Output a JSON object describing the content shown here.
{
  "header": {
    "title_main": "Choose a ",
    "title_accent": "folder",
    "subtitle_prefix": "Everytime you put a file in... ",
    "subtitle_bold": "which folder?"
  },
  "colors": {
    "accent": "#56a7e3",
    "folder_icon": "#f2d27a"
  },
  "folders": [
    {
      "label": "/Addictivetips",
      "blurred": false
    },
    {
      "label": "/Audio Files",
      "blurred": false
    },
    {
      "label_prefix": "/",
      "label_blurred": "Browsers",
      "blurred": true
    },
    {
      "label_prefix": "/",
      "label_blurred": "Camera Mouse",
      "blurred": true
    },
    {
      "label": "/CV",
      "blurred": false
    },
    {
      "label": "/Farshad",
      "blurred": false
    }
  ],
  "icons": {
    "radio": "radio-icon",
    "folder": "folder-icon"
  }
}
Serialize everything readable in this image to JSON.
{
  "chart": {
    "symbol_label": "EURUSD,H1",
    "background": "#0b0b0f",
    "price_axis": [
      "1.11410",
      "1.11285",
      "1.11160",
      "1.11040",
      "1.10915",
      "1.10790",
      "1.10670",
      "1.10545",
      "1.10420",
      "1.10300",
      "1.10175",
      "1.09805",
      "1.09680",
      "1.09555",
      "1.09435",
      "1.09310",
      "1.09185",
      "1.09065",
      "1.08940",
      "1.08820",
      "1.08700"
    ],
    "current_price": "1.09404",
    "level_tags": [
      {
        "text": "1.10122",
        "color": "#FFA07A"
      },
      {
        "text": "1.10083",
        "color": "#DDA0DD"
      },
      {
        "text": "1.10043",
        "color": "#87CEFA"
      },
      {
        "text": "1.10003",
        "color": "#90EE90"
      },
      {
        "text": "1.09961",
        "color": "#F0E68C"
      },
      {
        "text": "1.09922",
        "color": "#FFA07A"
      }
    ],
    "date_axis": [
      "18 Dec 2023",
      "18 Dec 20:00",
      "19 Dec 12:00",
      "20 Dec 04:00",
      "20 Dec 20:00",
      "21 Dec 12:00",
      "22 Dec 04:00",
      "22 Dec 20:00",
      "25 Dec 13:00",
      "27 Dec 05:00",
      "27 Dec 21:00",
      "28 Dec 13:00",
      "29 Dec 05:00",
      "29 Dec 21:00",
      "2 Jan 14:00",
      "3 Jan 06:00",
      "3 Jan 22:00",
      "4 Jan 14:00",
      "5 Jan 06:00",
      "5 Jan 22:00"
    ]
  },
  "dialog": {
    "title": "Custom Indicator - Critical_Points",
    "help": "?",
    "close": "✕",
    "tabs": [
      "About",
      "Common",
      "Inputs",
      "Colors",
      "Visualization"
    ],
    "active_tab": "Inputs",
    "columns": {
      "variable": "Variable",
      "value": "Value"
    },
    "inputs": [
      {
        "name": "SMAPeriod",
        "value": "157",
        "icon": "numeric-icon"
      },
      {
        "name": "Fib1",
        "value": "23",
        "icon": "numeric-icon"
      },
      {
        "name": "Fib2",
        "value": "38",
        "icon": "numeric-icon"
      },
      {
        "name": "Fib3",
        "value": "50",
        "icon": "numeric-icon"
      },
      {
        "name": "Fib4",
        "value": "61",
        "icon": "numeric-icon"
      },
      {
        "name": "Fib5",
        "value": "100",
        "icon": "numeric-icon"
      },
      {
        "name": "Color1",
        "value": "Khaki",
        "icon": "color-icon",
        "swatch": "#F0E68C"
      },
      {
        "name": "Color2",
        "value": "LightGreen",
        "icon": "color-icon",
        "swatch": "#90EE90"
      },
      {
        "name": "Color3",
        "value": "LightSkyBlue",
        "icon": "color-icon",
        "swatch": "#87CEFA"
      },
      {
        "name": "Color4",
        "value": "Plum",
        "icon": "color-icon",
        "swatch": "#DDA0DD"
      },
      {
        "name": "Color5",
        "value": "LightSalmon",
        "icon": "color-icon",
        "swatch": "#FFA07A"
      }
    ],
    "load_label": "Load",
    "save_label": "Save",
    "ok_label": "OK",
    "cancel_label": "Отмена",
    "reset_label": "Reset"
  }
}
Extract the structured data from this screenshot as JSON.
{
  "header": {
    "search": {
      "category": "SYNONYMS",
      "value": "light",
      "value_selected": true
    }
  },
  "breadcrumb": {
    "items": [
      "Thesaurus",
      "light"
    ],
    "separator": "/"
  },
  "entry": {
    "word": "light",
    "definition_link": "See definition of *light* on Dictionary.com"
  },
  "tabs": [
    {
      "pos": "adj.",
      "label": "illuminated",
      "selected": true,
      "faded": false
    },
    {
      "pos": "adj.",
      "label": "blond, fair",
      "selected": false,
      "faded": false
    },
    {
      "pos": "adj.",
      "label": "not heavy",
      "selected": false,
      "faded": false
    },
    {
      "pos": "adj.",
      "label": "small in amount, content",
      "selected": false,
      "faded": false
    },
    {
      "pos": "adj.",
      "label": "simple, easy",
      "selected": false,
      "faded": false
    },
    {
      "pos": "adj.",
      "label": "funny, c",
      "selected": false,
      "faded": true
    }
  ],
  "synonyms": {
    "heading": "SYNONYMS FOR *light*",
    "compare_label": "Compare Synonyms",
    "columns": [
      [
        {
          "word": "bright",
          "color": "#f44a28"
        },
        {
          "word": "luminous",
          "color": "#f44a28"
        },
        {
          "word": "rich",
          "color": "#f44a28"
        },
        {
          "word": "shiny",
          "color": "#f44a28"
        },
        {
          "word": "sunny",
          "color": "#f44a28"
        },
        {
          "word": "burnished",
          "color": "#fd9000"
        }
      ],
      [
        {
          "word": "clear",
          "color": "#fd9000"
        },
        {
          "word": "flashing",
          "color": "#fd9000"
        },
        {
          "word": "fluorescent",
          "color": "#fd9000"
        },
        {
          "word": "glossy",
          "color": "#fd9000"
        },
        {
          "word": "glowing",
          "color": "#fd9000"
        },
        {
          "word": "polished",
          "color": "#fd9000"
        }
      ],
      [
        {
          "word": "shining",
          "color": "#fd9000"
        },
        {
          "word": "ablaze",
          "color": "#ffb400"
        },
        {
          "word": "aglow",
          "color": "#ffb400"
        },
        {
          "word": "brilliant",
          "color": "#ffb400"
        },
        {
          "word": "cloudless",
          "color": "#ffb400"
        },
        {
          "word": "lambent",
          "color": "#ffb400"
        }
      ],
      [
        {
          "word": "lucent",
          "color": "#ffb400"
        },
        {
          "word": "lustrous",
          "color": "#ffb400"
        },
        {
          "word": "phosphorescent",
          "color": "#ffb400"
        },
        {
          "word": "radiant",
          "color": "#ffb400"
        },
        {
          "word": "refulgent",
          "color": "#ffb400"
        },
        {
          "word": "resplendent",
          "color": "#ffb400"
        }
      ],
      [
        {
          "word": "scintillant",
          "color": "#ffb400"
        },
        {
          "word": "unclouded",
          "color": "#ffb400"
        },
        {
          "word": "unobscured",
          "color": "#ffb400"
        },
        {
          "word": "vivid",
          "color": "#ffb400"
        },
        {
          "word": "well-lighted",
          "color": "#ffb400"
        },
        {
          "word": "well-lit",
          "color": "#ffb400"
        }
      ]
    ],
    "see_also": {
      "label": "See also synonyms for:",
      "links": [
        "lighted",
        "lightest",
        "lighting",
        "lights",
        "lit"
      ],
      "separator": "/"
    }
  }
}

※ ※ ※

Description of the task: Repeat the records above in full, character for character.

Exercise output:
Output a JSON object describing the content shown here.
{
  "header": {
    "title_main": "Choose a ",
    "title_accent": "folder",
    "subtitle_prefix": "Everytime you put a file in... ",
    "subtitle_bold": "which folder?"
  },
  "colors": {
    "accent": "#56a7e3",
    "folder_icon": "#f2d27a"
  },
  "folders": [
    {
      "label": "/Addictivetips",
      "blurred": false
    },
    {
      "label": "/Audio Files",
      "blurred": false
    },
    {
      "label_prefix": "/",
      "label_blurred": "Browsers",
      "blurred": true
    },
    {
      "label_prefix": "/",
      "label_blurred": "Camera Mouse",
      "blurred": true
    },
    {
      "label": "/CV",
      "blurred": false
    },
    {
      "label": "/Farshad",
      "blurred": false
    }
  ],
  "icons": {
    "radio": "radio-icon",
    "folder": "folder-icon"
  }
}
Serialize everything readable in this image to JSON.
{
  "chart": {
    "symbol_label": "EURUSD,H1",
    "background": "#0b0b0f",
    "price_axis": [
      "1.11410",
      "1.11285",
      "1.11160",
      "1.11040",
      "1.10915",
      "1.10790",
      "1.10670",
      "1.10545",
      "1.10420",
      "1.10300",
      "1.10175",
      "1.09805",
      "1.09680",
      "1.09555",
      "1.09435",
      "1.09310",
      "1.09185",
      "1.09065",
      "1.08940",
      "1.08820",
      "1.08700"
    ],
    "current_price": "1.09404",
    "level_tags": [
      {
        "text": "1.10122",
        "color": "#FFA07A"
      },
      {
        "text": "1.10083",
        "color": "#DDA0DD"
      },
      {
        "text": "1.10043",
        "color": "#87CEFA"
      },
      {
        "text": "1.10003",
        "color": "#90EE90"
      },
      {
        "text": "1.09961",
        "color": "#F0E68C"
      },
      {
        "text": "1.09922",
        "color": "#FFA07A"
      }
    ],
    "date_axis": [
      "18 Dec 2023",
      "18 Dec 20:00",
      "19 Dec 12:00",
      "20 Dec 04:00",
      "20 Dec 20:00",
      "21 Dec 12:00",
      "22 Dec 04:00",
      "22 Dec 20:00",
      "25 Dec 13:00",
      "27 Dec 05:00",
      "27 Dec 21:00",
      "28 Dec 13:00",
      "29 Dec 05:00",
      "29 Dec 21:00",
      "2 Jan 14:00",
      "3 Jan 06:00",
      "3 Jan 22:00",
      "4 Jan 14:00",
      "5 Jan 06:00",
      "5 Jan 22:00"
    ]
  },
  "dialog": {
    "title": "Custom Indicator - Critical_Points",
    "help": "?",
    "close": "✕",
    "tabs": [
      "About",
      "Common",
      "Inputs",
      "Colors",
      "Visualization"
    ],
    "active_tab": "Inputs",
    "columns": {
      "variable": "Variable",
      "value": "Value"
    },
    "inputs": [
      {
        "name": "SMAPeriod",
        "value": "157",
        "icon": "numeric-icon"
      },
      {
        "name": "Fib1",
        "value": "23",
        "icon": "numeric-icon"
      },
      {
        "name": "Fib2",
        "value": "38",
        "icon": "numeric-icon"
      },
      {
        "name": "Fib3",
        "value": "50",
        "icon": "numeric-icon"
      },
      {
        "name": "Fib4",
        "value": "61",
        "icon": "numeric-icon"
      },
      {
        "name": "Fib5",
        "value": "100",
        "icon": "numeric-icon"
      },
      {
        "name": "Color1",
        "value": "Khaki",
        "icon": "color-icon",
        "swatch": "#F0E68C"
      },
      {
        "name": "Color2",
        "value": "LightGreen",
        "icon": "color-icon",
        "swatch": "#90EE90"
      },
      {
        "name": "Color3",
        "value": "LightSkyBlue",
        "icon": "color-icon",
        "swatch": "#87CEFA"
      },
      {
        "name": "Color4",
        "value": "Plum",
        "icon": "color-icon",
        "swatch": "#DDA0DD"
      },
      {
        "name": "Color5",
        "value": "LightSalmon",
        "icon": "color-icon",
        "swatch": "#FFA07A"
      }
    ],
    "load_label": "Load",
    "save_label": "Save",
    "ok_label": "OK",
    "cancel_label": "Отмена",
    "reset_label": "Reset"
  }
}
Extract the structured data from this screenshot as JSON.
{
  "header": {
    "search": {
      "category": "SYNONYMS",
      "value": "light",
      "value_selected": true
    }
  },
  "breadcrumb": {
    "items": [
      "Thesaurus",
      "light"
    ],
    "separator": "/"
  },
  "entry": {
    "word": "light",
    "definition_link": "See definition of *light* on Dictionary.com"
  },
  "tabs": [
    {
      "pos": "adj.",
      "label": "illuminated",
      "selected": true,
      "faded": false
    },
    {
      "pos": "adj.",
      "label": "blond, fair",
      "selected": false,
      "faded": false
    },
    {
      "pos": "adj.",
      "label": "not heavy",
      "selected": false,
      "faded": false
    },
    {
      "pos": "adj.",
      "label": "small in amount, content",
      "selected": false,
      "faded": false
    },
    {
      "pos": "adj.",
      "label": "simple, easy",
      "selected": false,
      "faded": false
    },
    {
      "pos": "adj.",
      "label": "funny, c",
      "selected": false,
      "faded": true
    }
  ],
  "synonyms": {
    "heading": "SYNONYMS FOR *light*",
    "compare_label": "Compare Synonyms",
    "columns": [
      [
        {
          "word": "bright",
          "color": "#f44a28"
        },
        {
          "word": "luminous",
          "color": "#f44a28"
        },
        {
          "word": "rich",
          "color": "#f44a28"
        },
        {
          "word": "shiny",
          "color": "#f44a28"
        },
        {
          "word": "sunny",
          "color": "#f44a28"
        },
        {
          "word": "burnished",
          "color": "#fd9000"
        }
      ],
      [
        {
          "word": "clear",
          "color": "#fd9000"
        },
        {
          "word": "flashing",
          "color": "#fd9000"
        },
        {
          "word": "fluorescent",
          "color": "#fd9000"
        },
        {
          "word": "glossy",
          "color": "#fd9000"
        },
        {
          "word": "glowing",
          "color": "#fd9000"
        },
        {
          "word": "polished",
          "color": "#fd9000"
        }
      ],
      [
        {
          "word": "shining",
          "color": "#fd9000"
        },
        {
          "word": "ablaze",
          "color": "#ffb400"
        },
        {
          "word": "aglow",
          "color": "#ffb400"
        },
        {
          "word": "brilliant",
          "color": "#ffb400"
        },
        {
          "word": "cloudless",
          "color": "#ffb400"
        },
        {
          "word": "lambent",
          "color": "#ffb400"
        }
      ],
      [
        {
          "word": "lucent",
          "color": "#ffb400"
        },
        {
          "word": "lustrous",
          "color": "#ffb400"
        },
        {
          "word": "phosphorescent",
          "color": "#ffb400"
        },
        {
          "word": "radiant",
          "color": "#ffb400"
        },
        {
          "word": "refulgent",
          "color": "#ffb400"
        },
        {
          "word": "resplendent",
          "color": "#ffb400"
        }
      ],
      [
        {
          "word": "scintillant",
          "color": "#ffb400"
        },
        {
          "word": "unclouded",
          "color": "#ffb400"
        },
        {
          "word": "unobscured",
          "color": "#ffb400"
        },
        {
          "word": "vivid",
          "color": "#ffb400"
        },
        {
          "word": "well-lighted",
          "color": "#ffb400"
        },
        {
          "word": "well-lit",
          "color": "#ffb400"
        }
      ]
    ],
    "see_also": {
      "label": "See also synonyms for:",
      "links": [
        "lighted",
        "lightest",
        "lighting",
        "lights",
        "lit"
      ],
      "separator": "/"
    }
  }
}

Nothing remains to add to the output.